### Exercise
Report every line in the listing that contains the string "JSON".

### Data supplied
###
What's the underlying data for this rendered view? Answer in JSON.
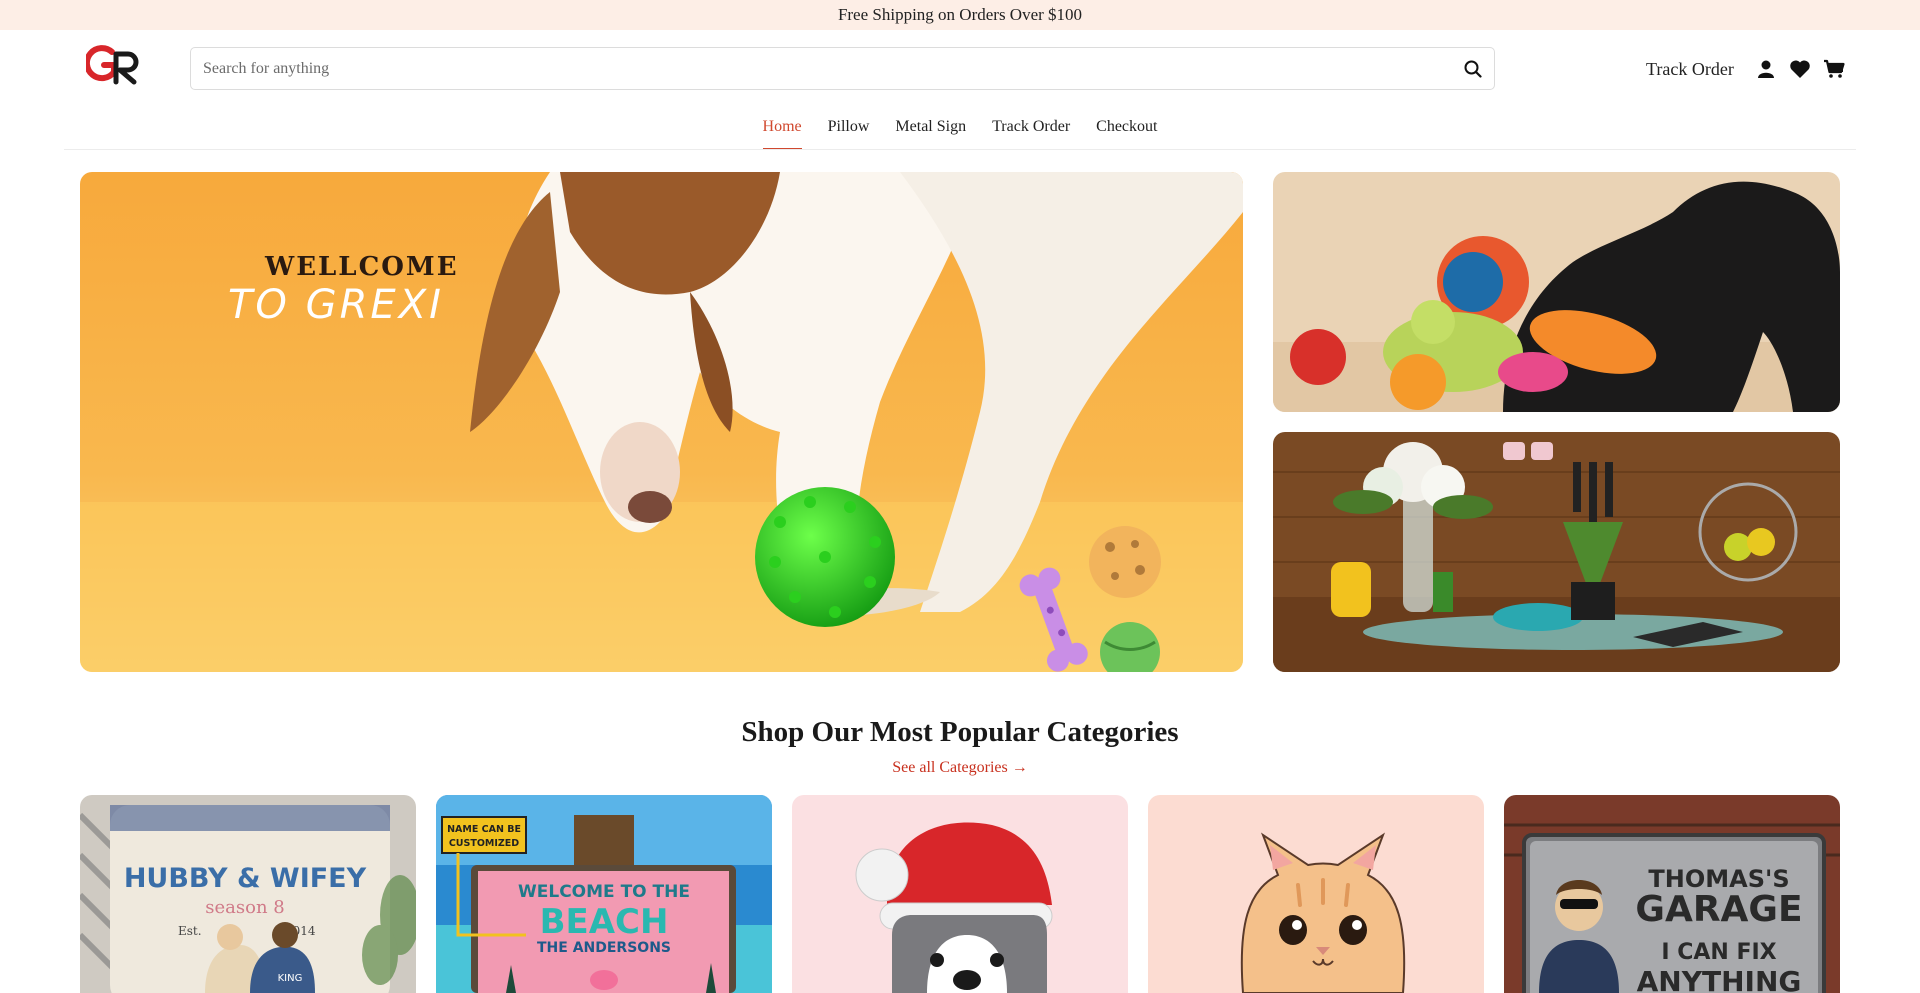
{
  "announcement": "Free Shipping on Orders Over $100",
  "search": {
    "placeholder": "Search for anything"
  },
  "header": {
    "track_order": "Track Order"
  },
  "nav": [
    {
      "label": "Home",
      "active": true
    },
    {
      "label": "Pillow",
      "active": false
    },
    {
      "label": "Metal Sign",
      "active": false
    },
    {
      "label": "Track Order",
      "active": false
    },
    {
      "label": "Checkout",
      "active": false
    }
  ],
  "hero": {
    "line1": "WELLCOME",
    "line2": "TO GREXI"
  },
  "categories_section": {
    "title": "Shop Our Most Popular Categories",
    "see_all": "See all Categories →"
  },
  "category_cards": {
    "pillow": {
      "line1": "HUBBY & WIFEY",
      "line2": "season 8",
      "est": "Est.",
      "year": "2014",
      "shirt": "KING"
    },
    "beach": {
      "badge1": "NAME CAN BE",
      "badge2": "CUSTOMIZED",
      "line1": "WELCOME TO THE",
      "line2": "BEACH",
      "line3": "THE ANDERSONS"
    },
    "garage": {
      "line1": "THOMAS'S",
      "line2": "GARAGE",
      "line3": "I CAN FIX",
      "line4": "ANYTHING"
    }
  },
  "colors": {
    "accent": "#d0482e",
    "announce_bg": "#fdeee6",
    "link_red": "#c8301e"
  },
  "icons": [
    "logo-icon",
    "search-icon",
    "user-icon",
    "heart-icon",
    "cart-icon",
    "arrow-right-icon"
  ]
}
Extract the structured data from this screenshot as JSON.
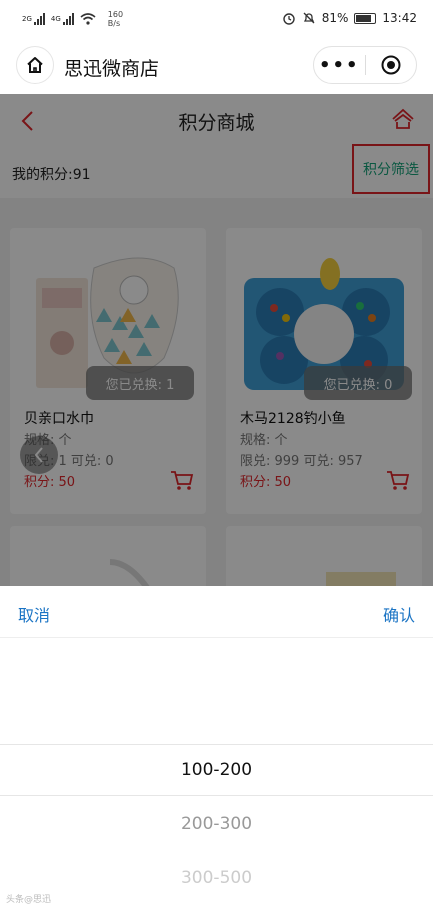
{
  "status_bar": {
    "network_left": "2G",
    "network_right": "4G",
    "speed_value": "160",
    "speed_unit": "B/s",
    "battery": "81%",
    "time": "13:42"
  },
  "mp_header": {
    "title": "思迅微商店",
    "more_label": "•••"
  },
  "page": {
    "nav_title": "积分商城",
    "my_points": "我的积分:91",
    "filter_label": "积分筛选"
  },
  "products": [
    {
      "name": "贝亲口水巾",
      "spec": "规格: 个",
      "limit": "限兑: 1 可兑: 0",
      "points": "积分: 50",
      "redeemed": "您已兑换: 1"
    },
    {
      "name": "木马2128钓小鱼",
      "spec": "规格: 个",
      "limit": "限兑: 999 可兑: 957",
      "points": "积分: 50",
      "redeemed": "您已兑换: 0"
    }
  ],
  "picker": {
    "cancel": "取消",
    "confirm": "确认",
    "options": [
      "100-200",
      "200-300",
      "300-500"
    ],
    "selected_index": 0
  },
  "watermark": "头条@思迅",
  "colors": {
    "accent_red": "#e0262b",
    "filter_green": "#16a37a",
    "picker_blue": "#1b74c4"
  }
}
###
### Response to the exercise
What's the underlying data for this rendered view? Answer in JSON.
Extract the structured data from this screenshot as JSON.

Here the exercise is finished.